取り組む課題:
ツワブキについての文章を読み、次の(a)〜(c)が文章の内容と合うかどうかを「はい」か「いいえ」で答え、判断の決め手となる文章中の語句を正確に引用してください。(a) 筆者の町はツワブキの自生地である。(b) 指に食酢をつけながら皮を剥くと灰汁がきれいに取れる。(c) 剥いたツワブキは茹でずにそのまま煮付ける。

ページ抜粋:
○春を食べる
春になって野山には様々な山菜が顔を出すようになりました。折からの天候で東北では思わぬ雪が降り、暖冬で今年の営業を諦めかけていたスキー場が慌てて再オープンしたり、関ヶ原では雪のため東海道新幹線が徐行運転するなど、相変わらずの気象異変に国民は首をすぼめているようです。でも私たちのような四国に住む者にとっては寒いといっても氷点下以下に下がる訳でなく、暑いといっても沖縄ほどでない程々の気候ですから我慢しなければなりません。
昨日人間牧場へ行ってツワブキを獲ってきました。他所の地域では馴染みの少ないツワブキですが、私たちの町はツワブキの自生地で、その気になれば幾らでも獲ることができます。最近はその味を知ってる人が沢山やって来て、処かまわず獲って帰るのです。中にはツワブキの可憐な黄色い花を楽しむために公園に植えているものや、自家山菜として栽培しているものまで勝手に獲ってゆく不届き者もいてちょっとした騒動まであるようです。
この頃のツワブキは茶色の綿毛を被ったそれは可愛い姿をしています。親株に見守られるように生えているツワブキの子を抜き取って収穫するのですが、目ざとい人は片っ端から獲って帰るので、後追いに回ると中々収穫ができないのです。それでも何本かのツワブキを自宅に持ち帰り、新聞紙を広げて剥き始めるのですが、皮を剥く作業がまた一苦労で、ツワブキの灰汁で指先はニコチンが吹いたような汚さになります。最近はナイロンの薄い手袋が出回って手袋さえすれば指を汚さなくて済みますし、指に食酢をつけながら剥くとまるで裏技のように綺麗に灰汁が取れるようです。剥いたツワブキは水に晒して灰汁を取り軽く茹でて更に水に晒し、煮付けの魚などと一緒に煮付けるのです。ほんのり苦いその食感はまさに春の味でお酒などにも良く合う食べ物なのです。

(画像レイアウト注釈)
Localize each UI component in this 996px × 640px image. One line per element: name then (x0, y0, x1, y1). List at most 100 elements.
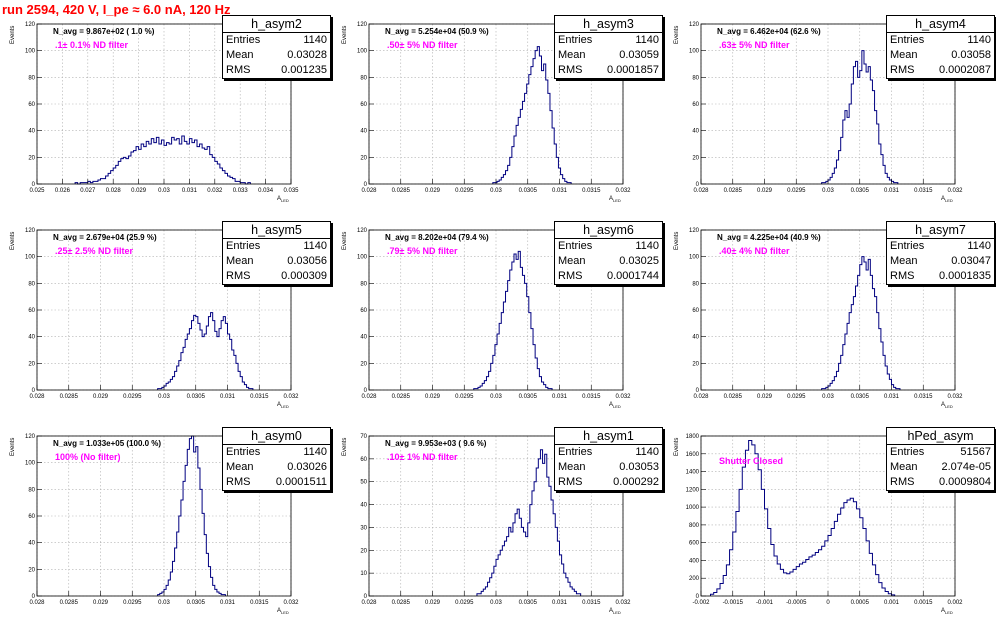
y-tick-label: 0 (364, 388, 368, 394)
y-tick-label: 800 (689, 523, 700, 529)
stats-value-entries: 1140 (303, 446, 327, 458)
x-tick-label: 0.0295 (787, 394, 806, 400)
x-tick-label: 0.0315 (250, 394, 269, 400)
stats-box: h_asym3 Entries 1140 Mean 0.03059 RMS 0.000185… (554, 15, 663, 79)
y-tick-label: 60 (692, 308, 699, 314)
stats-label-entries: Entries (558, 34, 593, 46)
y-tick-label: 20 (692, 361, 699, 367)
stats-row-entries: Entries 1140 (223, 445, 330, 460)
x-axis-label: ALED (941, 608, 953, 615)
x-tick-label: 0.03 (158, 188, 170, 194)
stats-row-entries: Entries 1140 (555, 33, 662, 48)
histogram-panel-h_asym5: 0.028 0.0285 0.029 0.0295 0.03 0.0305 0.031 0.0… (0, 221, 332, 434)
stats-label-rms: RMS (890, 476, 915, 488)
stats-box: hPed_asym Entries 51567 Mean 2.074e-05 RMS 0.0… (886, 427, 995, 491)
stats-row-entries: Entries 1140 (887, 33, 994, 48)
y-tick-label: 80 (692, 281, 699, 287)
stats-label-mean: Mean (226, 49, 254, 61)
y-tick-label: 200 (689, 576, 700, 582)
x-tick-label: 0.028 (361, 394, 377, 400)
x-tick-label: -0.001 (756, 600, 774, 606)
stats-value-entries: 51567 (960, 446, 991, 458)
histogram-series (821, 256, 901, 390)
y-tick-label: 100 (25, 255, 36, 261)
stats-label-rms: RMS (226, 270, 251, 282)
x-tick-label: 0.029 (425, 188, 441, 194)
stats-label-mean: Mean (890, 255, 918, 267)
stats-value-mean: 0.03028 (287, 49, 327, 61)
stats-label-mean: Mean (226, 461, 254, 473)
stats-row-mean: Mean 0.03025 (555, 254, 662, 269)
stats-value-rms: 0.0009804 (939, 476, 991, 488)
y-tick-label: 80 (360, 75, 367, 81)
stats-value-rms: 0.0001744 (607, 270, 659, 282)
y-tick-label: 1600 (686, 452, 700, 458)
stats-value-rms: 0.000309 (281, 270, 327, 282)
stats-box: h_asym0 Entries 1140 Mean 0.03026 RMS 0.000151… (222, 427, 331, 491)
x-tick-label: 0.0315 (250, 600, 269, 606)
page-title: run 2594, 420 V, I_pe ≈ 6.0 nA, 120 Hz (2, 2, 231, 17)
x-tick-label: 0.029 (425, 394, 441, 400)
y-tick-label: 60 (360, 457, 367, 463)
stats-row-entries: Entries 1140 (555, 445, 662, 460)
x-tick-label: 0.03 (822, 394, 834, 400)
stats-row-mean: Mean 0.03026 (223, 460, 330, 475)
y-tick-label: 100 (25, 461, 36, 467)
stats-row-mean: Mean 0.03059 (555, 48, 662, 63)
y-axis-label: Events (10, 437, 16, 456)
x-tick-label: 0.033 (233, 188, 249, 194)
y-tick-label: 0 (32, 388, 36, 394)
y-axis-label: Events (674, 231, 680, 250)
filter-label: .40± 4% ND filter (719, 246, 790, 256)
stats-value-mean: 0.03025 (619, 255, 659, 267)
x-tick-label: 0.032 (615, 600, 631, 606)
n-avg-label: N_avg = 1.033e+05 (100.0 %) (53, 439, 162, 448)
y-tick-label: 20 (692, 155, 699, 161)
stats-label-mean: Mean (558, 255, 586, 267)
x-tick-label: 0.0315 (914, 188, 933, 194)
x-axis-label-sub: LED (281, 404, 289, 410)
filter-label: .10± 1% ND filter (387, 452, 458, 462)
histogram-plot: -0.002 -0.0015 -0.001 -0.0005 0 0.0005 0.001 0.… (686, 434, 964, 606)
x-tick-label: 0.0315 (582, 394, 601, 400)
x-tick-label: 0.031 (220, 394, 236, 400)
y-axis-label: Events (342, 231, 348, 250)
x-axis-label: ALED (277, 608, 289, 615)
x-tick-label: 0.027 (80, 188, 96, 194)
histogram-series (157, 312, 254, 390)
x-axis-label-sub: LED (945, 198, 953, 204)
y-tick-label: 0 (696, 594, 700, 600)
x-axis-label: ALED (941, 196, 953, 203)
x-tick-label: 0.028 (693, 188, 709, 194)
x-tick-label: 0.0295 (455, 188, 474, 194)
x-tick-label: 0.0305 (519, 188, 538, 194)
stats-row-entries: Entries 1140 (223, 239, 330, 254)
x-tick-label: 0.029 (93, 600, 109, 606)
y-tick-label: 60 (28, 102, 35, 108)
x-tick-label: 0.0305 (187, 600, 206, 606)
x-axis-label-main: A (609, 402, 614, 408)
x-tick-label: -0.0015 (723, 600, 744, 606)
x-tick-label: 0.031 (884, 188, 900, 194)
filter-label: .1± 0.1% ND filter (55, 40, 128, 50)
x-axis-label-sub: LED (613, 404, 621, 410)
y-tick-label: 120 (25, 228, 36, 234)
stats-value-entries: 1140 (967, 34, 991, 46)
x-axis-label: ALED (941, 402, 953, 409)
stats-label-rms: RMS (890, 64, 915, 76)
x-tick-label: 0.029 (757, 394, 773, 400)
x-tick-label: 0.031 (552, 600, 568, 606)
x-axis-label-sub: LED (281, 610, 289, 616)
stats-box: h_asym4 Entries 1140 Mean 0.03058 RMS 0.000208… (886, 15, 995, 79)
y-tick-label: 1800 (686, 434, 700, 440)
stats-title: h_asym4 (887, 16, 994, 33)
y-tick-label: 70 (360, 434, 367, 440)
y-tick-label: 60 (360, 308, 367, 314)
stats-value-mean: 0.03026 (287, 461, 327, 473)
x-tick-label: 0.03 (490, 394, 502, 400)
y-axis-label: Events (10, 231, 16, 250)
y-tick-label: 60 (28, 308, 35, 314)
x-axis-label-main: A (941, 196, 946, 202)
x-tick-label: 0.03 (158, 600, 170, 606)
stats-label-entries: Entries (890, 34, 925, 46)
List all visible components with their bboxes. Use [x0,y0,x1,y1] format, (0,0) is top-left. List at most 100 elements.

演習の解答:
(a) はい。「私たちの町はツワブキの自生地で」
(b) はい。「指に食酢をつけながら剥くとまるで裏技のように綺麗に灰汁が取れるようです」
(c) いいえ。「剥いたツワブキは水に晒して灰汁を取り軽く茹でて更に水に晒し」